What the task asks:
Copy out each line that has "Expectancy" in it.

Data for this exercise:
>>>
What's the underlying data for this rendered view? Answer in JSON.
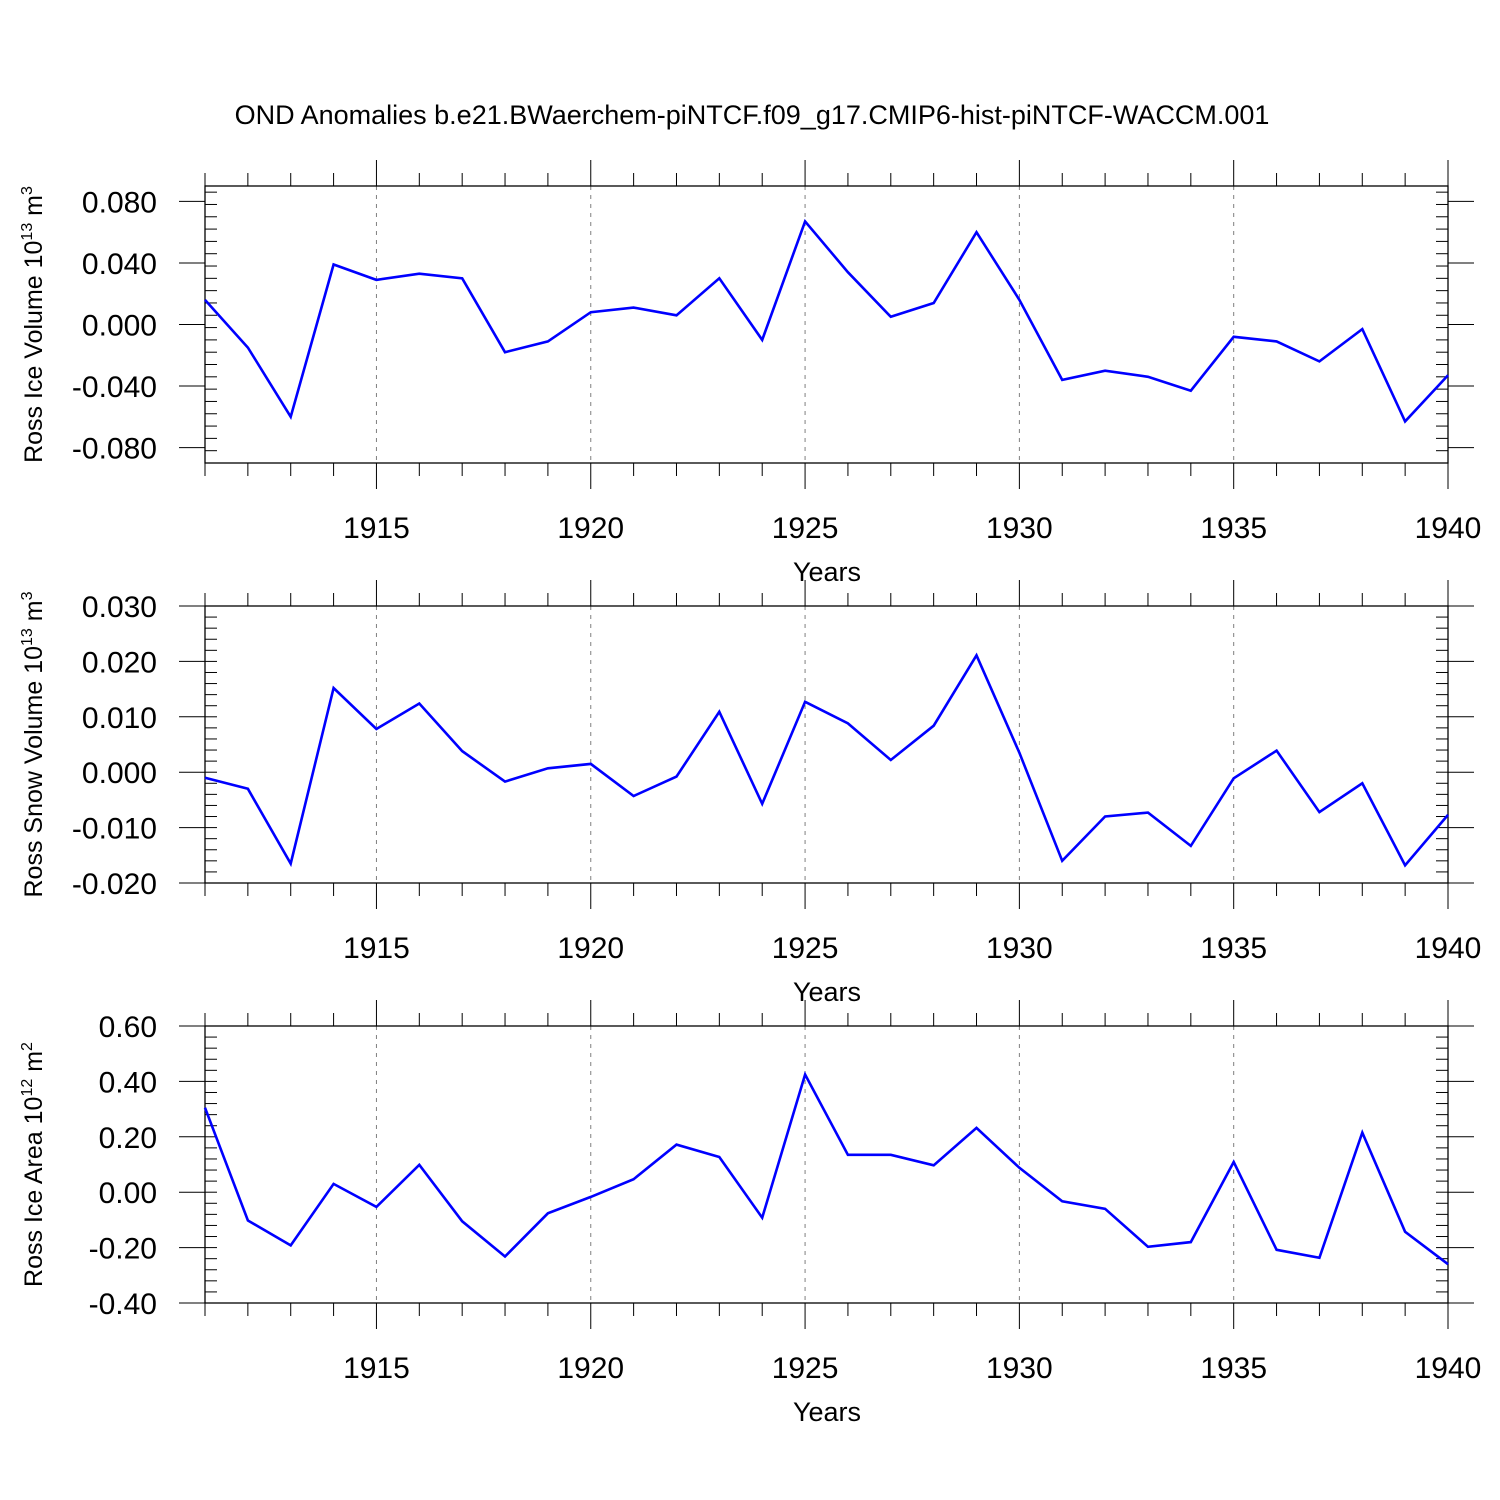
{
  "title": "OND Anomalies b.e21.BWaerchem-piNTCF.f09_g17.CMIP6-hist-piNTCF-WACCM.001",
  "line_color": "#0000ff",
  "grid_color": "#7f7f7f",
  "chart_data": [
    {
      "type": "line",
      "xlabel": "Years",
      "ylabel_main": "Ross Ice Volume 10",
      "ylabel_exp": "13",
      "ylabel_unit": " m",
      "ylabel_unit_exp": "3",
      "xlim": [
        1911,
        1940
      ],
      "ylim": [
        -0.09,
        0.09
      ],
      "xticks": [
        1915,
        1920,
        1925,
        1930,
        1935,
        1940
      ],
      "xtick_labels": [
        "1915",
        "1920",
        "1925",
        "1930",
        "1935",
        "1940"
      ],
      "yticks": [
        -0.08,
        -0.04,
        0.0,
        0.04,
        0.08
      ],
      "ytick_labels": [
        "-0.080",
        "-0.040",
        "0.000",
        "0.040",
        "0.080"
      ],
      "grid": "vertical dashed at major x ticks",
      "x": [
        1911,
        1912,
        1913,
        1914,
        1915,
        1916,
        1917,
        1918,
        1919,
        1920,
        1921,
        1922,
        1923,
        1924,
        1925,
        1926,
        1927,
        1928,
        1929,
        1930,
        1931,
        1932,
        1933,
        1934,
        1935,
        1936,
        1937,
        1938,
        1939,
        1940
      ],
      "series": [
        {
          "values": [
            0.016,
            -0.015,
            -0.06,
            0.039,
            0.029,
            0.033,
            0.03,
            -0.018,
            -0.011,
            0.008,
            0.011,
            0.006,
            0.03,
            -0.01,
            0.067,
            0.034,
            0.005,
            0.014,
            0.06,
            0.016,
            -0.036,
            -0.03,
            -0.034,
            -0.043,
            -0.008,
            -0.011,
            -0.024,
            -0.003,
            -0.063,
            -0.033
          ]
        }
      ]
    },
    {
      "type": "line",
      "xlabel": "Years",
      "ylabel_main": "Ross Snow Volume 10",
      "ylabel_exp": "13",
      "ylabel_unit": " m",
      "ylabel_unit_exp": "3",
      "xlim": [
        1911,
        1940
      ],
      "ylim": [
        -0.02,
        0.03
      ],
      "xticks": [
        1915,
        1920,
        1925,
        1930,
        1935,
        1940
      ],
      "xtick_labels": [
        "1915",
        "1920",
        "1925",
        "1930",
        "1935",
        "1940"
      ],
      "yticks": [
        -0.02,
        -0.01,
        0.0,
        0.01,
        0.02,
        0.03
      ],
      "ytick_labels": [
        "-0.020",
        "-0.010",
        "0.000",
        "0.010",
        "0.020",
        "0.030"
      ],
      "grid": "vertical dashed at major x ticks",
      "x": [
        1911,
        1912,
        1913,
        1914,
        1915,
        1916,
        1917,
        1918,
        1919,
        1920,
        1921,
        1922,
        1923,
        1924,
        1925,
        1926,
        1927,
        1928,
        1929,
        1930,
        1931,
        1932,
        1933,
        1934,
        1935,
        1936,
        1937,
        1938,
        1939,
        1940
      ],
      "series": [
        {
          "values": [
            -0.001,
            -0.003,
            -0.0165,
            0.0152,
            0.0078,
            0.0124,
            0.0038,
            -0.0017,
            0.0007,
            0.0015,
            -0.0043,
            -0.0008,
            0.0109,
            -0.0057,
            0.0127,
            0.0088,
            0.0022,
            0.0084,
            0.0211,
            0.0035,
            -0.016,
            -0.008,
            -0.0073,
            -0.0133,
            -0.0011,
            0.0039,
            -0.0072,
            -0.002,
            -0.0168,
            -0.0077
          ]
        }
      ]
    },
    {
      "type": "line",
      "xlabel": "Years",
      "ylabel_main": "Ross Ice Area 10",
      "ylabel_exp": "12",
      "ylabel_unit": " m",
      "ylabel_unit_exp": "2",
      "xlim": [
        1911,
        1940
      ],
      "ylim": [
        -0.4,
        0.6
      ],
      "xticks": [
        1915,
        1920,
        1925,
        1930,
        1935,
        1940
      ],
      "xtick_labels": [
        "1915",
        "1920",
        "1925",
        "1930",
        "1935",
        "1940"
      ],
      "yticks": [
        -0.4,
        -0.2,
        0.0,
        0.2,
        0.4,
        0.6
      ],
      "ytick_labels": [
        "-0.40",
        "-0.20",
        "0.00",
        "0.20",
        "0.40",
        "0.60"
      ],
      "grid": "vertical dashed at major x ticks",
      "x": [
        1911,
        1912,
        1913,
        1914,
        1915,
        1916,
        1917,
        1918,
        1919,
        1920,
        1921,
        1922,
        1923,
        1924,
        1925,
        1926,
        1927,
        1928,
        1929,
        1930,
        1931,
        1932,
        1933,
        1934,
        1935,
        1936,
        1937,
        1938,
        1939,
        1940
      ],
      "series": [
        {
          "values": [
            0.305,
            -0.102,
            -0.192,
            0.03,
            -0.053,
            0.099,
            -0.105,
            -0.232,
            -0.076,
            -0.017,
            0.047,
            0.172,
            0.127,
            -0.092,
            0.425,
            0.135,
            0.135,
            0.097,
            0.232,
            0.088,
            -0.033,
            -0.06,
            -0.197,
            -0.18,
            0.109,
            -0.208,
            -0.237,
            0.215,
            -0.143,
            -0.26
          ]
        }
      ]
    }
  ]
}
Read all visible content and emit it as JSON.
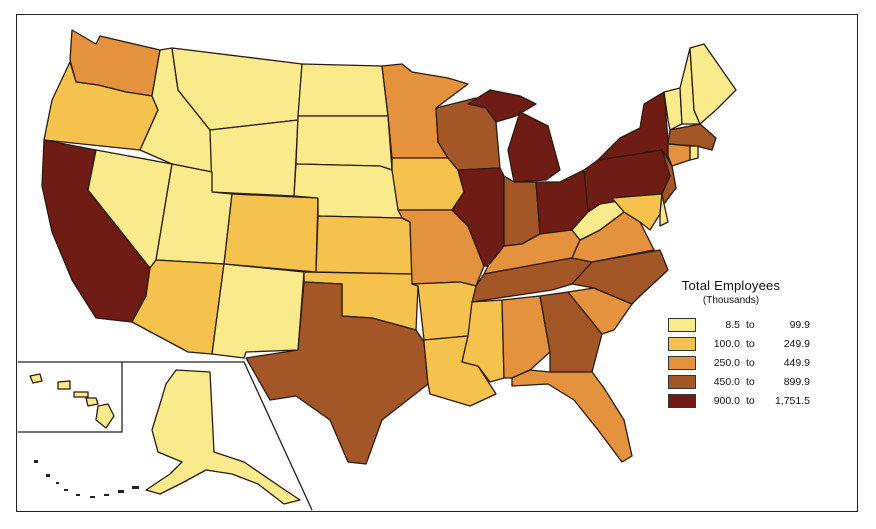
{
  "legend": {
    "title": "Total Employees",
    "subtitle": "(Thousands)",
    "to_word": "to",
    "classes": [
      {
        "low": "8.5",
        "high": "99.9",
        "color": "#f9eb8c"
      },
      {
        "low": "100.0",
        "high": "249.9",
        "color": "#f6c24e"
      },
      {
        "low": "250.0",
        "high": "449.9",
        "color": "#e4923d"
      },
      {
        "low": "450.0",
        "high": "899.9",
        "color": "#a45726"
      },
      {
        "low": "900.0",
        "high": "1,751.5",
        "color": "#6e1c14"
      }
    ]
  },
  "states": {
    "WA": 2,
    "OR": 1,
    "CA": 4,
    "NV": 0,
    "ID": 0,
    "MT": 0,
    "WY": 0,
    "UT": 0,
    "CO": 1,
    "AZ": 1,
    "NM": 0,
    "ND": 0,
    "SD": 0,
    "NE": 0,
    "KS": 1,
    "OK": 1,
    "TX": 3,
    "MN": 2,
    "IA": 1,
    "MO": 2,
    "AR": 1,
    "LA": 1,
    "WI": 3,
    "IL": 4,
    "MI": 4,
    "IN": 3,
    "OH": 4,
    "KY": 2,
    "TN": 3,
    "MS": 1,
    "AL": 2,
    "GA": 3,
    "FL": 2,
    "SC": 2,
    "NC": 3,
    "VA": 2,
    "WV": 0,
    "PA": 4,
    "NY": 4,
    "ME": 0,
    "VT": 0,
    "NH": 0,
    "MA": 3,
    "NJ": 3,
    "MD": 1,
    "DE": 0,
    "CT": 2,
    "RI": 0,
    "AK": 0,
    "HI": 0
  }
}
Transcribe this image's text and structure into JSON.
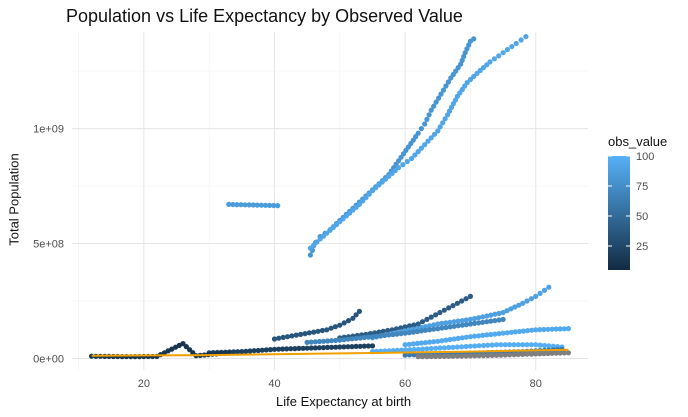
{
  "chart_data": {
    "type": "scatter",
    "title": "Population vs Life Expectancy by Observed Value",
    "xlabel": "Life Expectancy at birth",
    "ylabel": "Total Population",
    "x_ticks": [
      20,
      40,
      60,
      80
    ],
    "x_tick_labels": [
      "20",
      "40",
      "60",
      "80"
    ],
    "y_ticks": [
      0,
      500000000,
      1000000000
    ],
    "y_tick_labels": [
      "0e+00",
      "5e+08",
      "1e+09"
    ],
    "xlim": [
      9,
      88
    ],
    "ylim": [
      -50000000,
      1420000000
    ],
    "grid": true,
    "legend": {
      "title": "obs_value",
      "position": "right",
      "type": "colorbar",
      "range": [
        5,
        100
      ],
      "breaks": [
        25,
        50,
        75,
        100
      ],
      "break_labels": [
        "25",
        "50",
        "75",
        "100"
      ],
      "low_color": "#132B43",
      "high_color": "#56B1F7"
    },
    "na_color": "#7f7f7f",
    "trend_line": {
      "color": "#f0a000",
      "points": [
        [
          12,
          12000000
        ],
        [
          30,
          15000000
        ],
        [
          50,
          22000000
        ],
        [
          70,
          30000000
        ],
        [
          85,
          38000000
        ]
      ]
    },
    "series": [
      {
        "points": [
          [
            45.5,
            450000000
          ],
          [
            45.8,
            470000000
          ],
          [
            46.0,
            490000000
          ],
          [
            46.3,
            505000000
          ],
          [
            47,
            530000000
          ],
          [
            48.5,
            560000000
          ],
          [
            50,
            600000000
          ],
          [
            51.5,
            640000000
          ],
          [
            53,
            680000000
          ],
          [
            54.5,
            720000000
          ],
          [
            56,
            760000000
          ],
          [
            57.5,
            800000000
          ],
          [
            59,
            860000000
          ],
          [
            60.5,
            920000000
          ],
          [
            62,
            980000000
          ],
          [
            63,
            1020000000
          ],
          [
            64,
            1080000000
          ],
          [
            65.5,
            1150000000
          ],
          [
            67,
            1220000000
          ],
          [
            68.5,
            1280000000
          ],
          [
            69.2,
            1330000000
          ],
          [
            70,
            1380000000
          ],
          [
            70.5,
            1390000000
          ]
        ],
        "value": 80
      },
      {
        "points": [
          [
            45.5,
            480000000
          ],
          [
            47,
            520000000
          ],
          [
            49,
            570000000
          ],
          [
            51,
            620000000
          ],
          [
            53,
            670000000
          ],
          [
            55,
            730000000
          ],
          [
            57,
            780000000
          ],
          [
            59,
            830000000
          ],
          [
            61,
            870000000
          ],
          [
            63,
            930000000
          ],
          [
            65,
            990000000
          ],
          [
            66.5,
            1060000000
          ],
          [
            68,
            1140000000
          ],
          [
            69.5,
            1200000000
          ],
          [
            71,
            1240000000
          ],
          [
            73,
            1290000000
          ],
          [
            75,
            1330000000
          ],
          [
            77,
            1370000000
          ],
          [
            78.5,
            1400000000
          ]
        ],
        "value": 92
      },
      {
        "points": [
          [
            33,
            670000000
          ],
          [
            40.5,
            665000000
          ]
        ],
        "value": 85
      },
      {
        "points": [
          [
            40,
            85000000
          ],
          [
            42,
            95000000
          ],
          [
            44,
            105000000
          ],
          [
            46,
            115000000
          ],
          [
            48,
            125000000
          ],
          [
            50,
            145000000
          ],
          [
            52,
            175000000
          ],
          [
            53,
            205000000
          ]
        ],
        "value": 35
      },
      {
        "points": [
          [
            50,
            90000000
          ],
          [
            54,
            105000000
          ],
          [
            58,
            125000000
          ],
          [
            62,
            150000000
          ],
          [
            64,
            180000000
          ],
          [
            66,
            210000000
          ],
          [
            68,
            240000000
          ],
          [
            70,
            270000000
          ]
        ],
        "value": 40
      },
      {
        "points": [
          [
            55,
            90000000
          ],
          [
            60,
            120000000
          ],
          [
            65,
            150000000
          ],
          [
            70,
            170000000
          ],
          [
            75,
            200000000
          ],
          [
            78,
            240000000
          ],
          [
            80,
            270000000
          ],
          [
            82,
            310000000
          ]
        ],
        "value": 88
      },
      {
        "points": [
          [
            45,
            70000000
          ],
          [
            50,
            80000000
          ],
          [
            55,
            95000000
          ],
          [
            60,
            110000000
          ],
          [
            65,
            130000000
          ],
          [
            70,
            150000000
          ],
          [
            75,
            170000000
          ]
        ],
        "value": 70
      },
      {
        "points": [
          [
            60,
            60000000
          ],
          [
            65,
            75000000
          ],
          [
            70,
            95000000
          ],
          [
            75,
            110000000
          ],
          [
            80,
            125000000
          ],
          [
            85,
            130000000
          ]
        ],
        "value": 95
      },
      {
        "points": [
          [
            30,
            25000000
          ],
          [
            35,
            30000000
          ],
          [
            40,
            40000000
          ],
          [
            45,
            45000000
          ],
          [
            50,
            50000000
          ],
          [
            55,
            55000000
          ]
        ],
        "value": 20
      },
      {
        "points": [
          [
            12,
            10000000
          ],
          [
            18,
            8000000
          ],
          [
            22,
            9000000
          ],
          [
            26,
            65000000
          ],
          [
            28,
            12000000
          ],
          [
            33,
            25000000
          ]
        ],
        "value": 12
      },
      {
        "points": [
          [
            55,
            30000000
          ],
          [
            62,
            40000000
          ],
          [
            68,
            50000000
          ],
          [
            74,
            60000000
          ],
          [
            80,
            60000000
          ],
          [
            84,
            50000000
          ]
        ],
        "value": 98
      },
      {
        "points": [
          [
            60,
            15000000
          ],
          [
            66,
            20000000
          ],
          [
            72,
            25000000
          ],
          [
            78,
            30000000
          ],
          [
            84,
            40000000
          ]
        ],
        "value": 60
      },
      {
        "points": [
          [
            62,
            8000000
          ],
          [
            68,
            10000000
          ],
          [
            74,
            14000000
          ],
          [
            80,
            20000000
          ],
          [
            85,
            25000000
          ]
        ],
        "value": null
      }
    ]
  }
}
<<<
Exercise answer:
    "title": "Population vs Life Expectancy by Observed Value",
    "xlabel": "Life Expectancy at birth",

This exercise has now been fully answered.